▶ _WRITTEN TASK_: Copy all entries without alteration and skip the pictures they hold.

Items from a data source
----
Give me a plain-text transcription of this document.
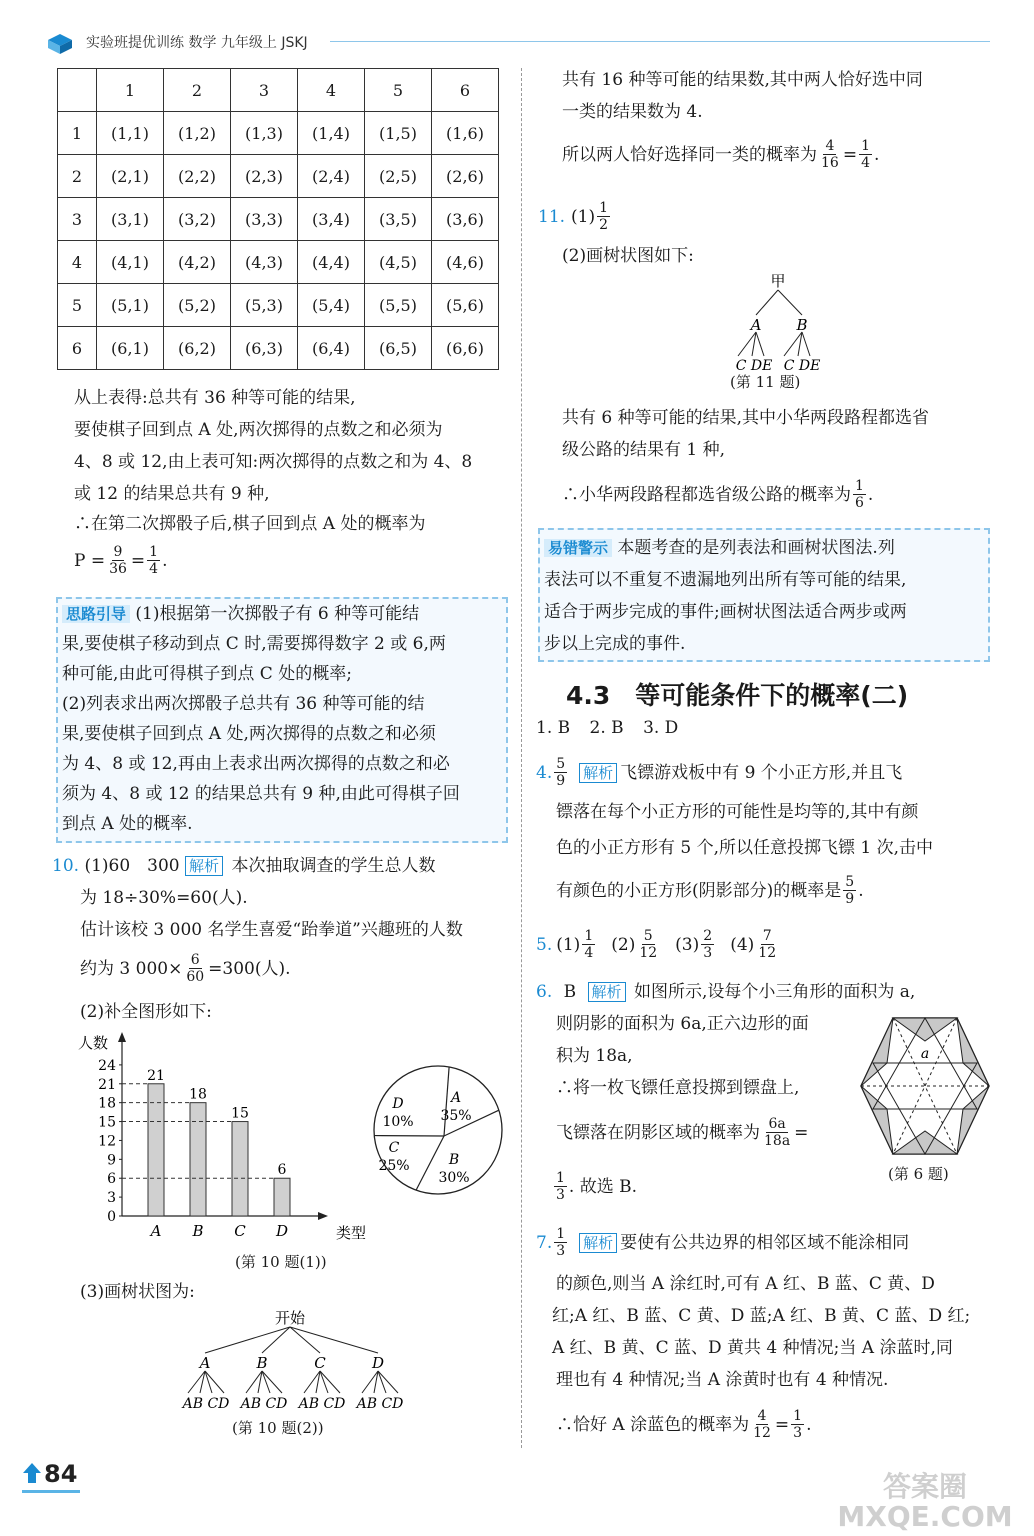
实验班提优训练 数学 九年级上 JSKJ
	1	2	3	4	5	6
1	(1,1)	(1,2)	(1,3)	(1,4)	(1,5)	(1,6)
2	(2,1)	(2,2)	(2,3)	(2,4)	(2,5)	(2,6)
3	(3,1)	(3,2)	(3,3)	(3,4)	(3,5)	(3,6)
4	(4,1)	(4,2)	(4,3)	(4,4)	(4,5)	(4,6)
5	(5,1)	(5,2)	(5,3)	(5,4)	(5,5)	(5,6)
6	(6,1)	(6,2)	(6,3)	(6,4)	(6,5)	(6,6)
从上表得:总共有 36 种等可能的结果,
要使棋子回到点 A 处,两次掷得的点数之和必须为
4、8 或 12,由上表可知:两次掷得的点数之和为 4、8
或 12 的结果总共有 9 种,
∴在第二次掷骰子后,棋子回到点 A 处的概率为
$P = \frac{9}{36} = \frac{1}{4}$ .
思路引导 (1)根据第一次掷骰子有 6 种等可能结
果,要使棋子移动到点 C 时,需要掷得数字 2 或 6,两
种可能,由此可得棋子到点 C 处的概率;
(2)列表求出两次掷骰子总共有 36 种等可能的结
果,要使棋子回到点 A 处,两次掷得的点数之和必须
为 4、8 或 12,再由上表求出两次掷得的点数之和必
须为 4、8 或 12 的结果总共有 9 种,由此可得棋子回
到点 A 处的概率.
10. (1)60　300 解析 本次抽取调查的学生总人数
为 18÷30%=60(人).
估计该校 3 000 名学生喜爱“跆拳道”兴趣班的人数
约为 3 $000\times \frac{6}{60} =300$(人).
(2)补全图形如下:
人数
类型
0
3
6
9
12
15
18
21
24
21
A
18
B
15
C
6
D
A
35%
B
30%
C
25%
D
10%
(第 10 题(1))
(3)画树状图为:
开始
A	B	C	D
AB CD AB CD AB CD AB CD
(第 10 题(2))
共有 16 种等可能的结果数,其中两人恰好选中同
一类的结果数为 4.
所以两人恰好选择同一类的概率为 $\frac{4}{16} = \frac{1}{4}$ .
11. $(1) \frac{1}{2}$
(2)画树状图如下:
甲
A B
C DE C DE
(第 11 题)
共有 6 种等可能的结果,其中小华两段路程都选省
级公路的结果有 1 种,
∴小华两段路程都选省级公路的概率为 $\frac{1}{6}$ .
易错警示 本题考查的是列表法和画树状图法.列
表法可以不重复不遗漏地列出所有等可能的结果,
适合于两步完成的事件;画树状图法适合两步或两
步以上完成的事件.
4.3　等可能条件下的概率(二)
1. B 2. B 3. D
4. $\frac{5}{9}$ 解析 飞镖游戏板中有 9 个小正方形,并且飞
镖落在每个小正方形的可能性是均等的,其中有颜
色的小正方形有 5 个,所以任意投掷飞镖 1 次,击中
有颜色的小正方形(阴影部分)的概率是 $\frac{5}{9}$ .
5. $(1) \frac{1}{4} (2) \frac{5}{12} (3) \frac{2}{3} (4) \frac{7}{12}$
6. B 解析 如图所示,设每个小三角形的面积为 a,
则阴影的面积为 6a,正六边形的面
积为 18a,
∴将一枚飞镖任意投掷到镖盘上,
飞镖落在阴影区域的概率为 $\frac{6a}{18a}$ =
$\frac{1}{3}$ . 故选 B.
a
(第 6 题)
7. $\frac{1}{3}$ 解析 要使有公共边界的相邻区域不能涂相同
的颜色,则当 A 涂红时,可有 A 红、B 蓝、C 黄、D
红;A 红、B 蓝、C 黄、D 蓝;A 红、B 黄、C 蓝、D 红;
A 红、B 黄、C 蓝、D 黄共 4 种情况;当 A 涂蓝时,同
理也有 4 种情况;当 A 涂黄时也有 4 种情况.
∴恰好 A 涂蓝色的概率为 $\frac{4}{12} = \frac{1}{3}$ .
84	答案圈 MXQE.COM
----
▶ _EXERCISE RESULT_:
Give me a plain-text transcription of this document.
实验班提优训练 数学 九年级上 JSKJ
	1	2	3	4	5	6
1	(1,1)	(1,2)	(1,3)	(1,4)	(1,5)	(1,6)
2	(2,1)	(2,2)	(2,3)	(2,4)	(2,5)	(2,6)
3	(3,1)	(3,2)	(3,3)	(3,4)	(3,5)	(3,6)
4	(4,1)	(4,2)	(4,3)	(4,4)	(4,5)	(4,6)
5	(5,1)	(5,2)	(5,3)	(5,4)	(5,5)	(5,6)
6	(6,1)	(6,2)	(6,3)	(6,4)	(6,5)	(6,6)
从上表得:总共有 36 种等可能的结果,
要使棋子回到点 A 处,两次掷得的点数之和必须为
4、8 或 12,由上表可知:两次掷得的点数之和为 4、8
或 12 的结果总共有 9 种,
∴在第二次掷骰子后,棋子回到点 A 处的概率为
$P = \frac{9}{36} = \frac{1}{4}$ .
思路引导 (1)根据第一次掷骰子有 6 种等可能结
果,要使棋子移动到点 C 时,需要掷得数字 2 或 6,两
种可能,由此可得棋子到点 C 处的概率;
(2)列表求出两次掷骰子总共有 36 种等可能的结
果,要使棋子回到点 A 处,两次掷得的点数之和必须
为 4、8 或 12,再由上表求出两次掷得的点数之和必
须为 4、8 或 12 的结果总共有 9 种,由此可得棋子回
到点 A 处的概率.
10. (1)60　300 解析 本次抽取调查的学生总人数
为 18÷30%=60(人).
估计该校 3 000 名学生喜爱“跆拳道”兴趣班的人数
约为 3 $000\times \frac{6}{60} =300$(人).
(2)补全图形如下:
人数
类型
0
3
6
9
12
15
18
21
24
21
A
18
B
15
C
6
D
A
35%
B
30%
C
25%
D
10%
(第 10 题(1))
(3)画树状图为:
开始
A	B	C	D
AB CD AB CD AB CD AB CD
(第 10 题(2))
共有 16 种等可能的结果数,其中两人恰好选中同
一类的结果数为 4.
所以两人恰好选择同一类的概率为 $\frac{4}{16} = \frac{1}{4}$ .
11. $(1) \frac{1}{2}$
(2)画树状图如下:
甲
A B
C DE C DE
(第 11 题)
共有 6 种等可能的结果,其中小华两段路程都选省
级公路的结果有 1 种,
∴小华两段路程都选省级公路的概率为 $\frac{1}{6}$ .
易错警示 本题考查的是列表法和画树状图法.列
表法可以不重复不遗漏地列出所有等可能的结果,
适合于两步完成的事件;画树状图法适合两步或两
步以上完成的事件.
4.3　等可能条件下的概率(二)
1. B 2. B 3. D
4. $\frac{5}{9}$ 解析 飞镖游戏板中有 9 个小正方形,并且飞
镖落在每个小正方形的可能性是均等的,其中有颜
色的小正方形有 5 个,所以任意投掷飞镖 1 次,击中
有颜色的小正方形(阴影部分)的概率是 $\frac{5}{9}$ .
5. $(1) \frac{1}{4} (2) \frac{5}{12} (3) \frac{2}{3} (4) \frac{7}{12}$
6. B 解析 如图所示,设每个小三角形的面积为 a,
则阴影的面积为 6a,正六边形的面
积为 18a,
∴将一枚飞镖任意投掷到镖盘上,
飞镖落在阴影区域的概率为 $\frac{6a}{18a}$ =
$\frac{1}{3}$ . 故选 B.
a
(第 6 题)
7. $\frac{1}{3}$ 解析 要使有公共边界的相邻区域不能涂相同
的颜色,则当 A 涂红时,可有 A 红、B 蓝、C 黄、D
红;A 红、B 蓝、C 黄、D 蓝;A 红、B 黄、C 蓝、D 红;
A 红、B 黄、C 蓝、D 黄共 4 种情况;当 A 涂蓝时,同
理也有 4 种情况;当 A 涂黄时也有 4 种情况.
∴恰好 A 涂蓝色的概率为 $\frac{4}{12} = \frac{1}{3}$ .
84	答案圈 MXQE.COM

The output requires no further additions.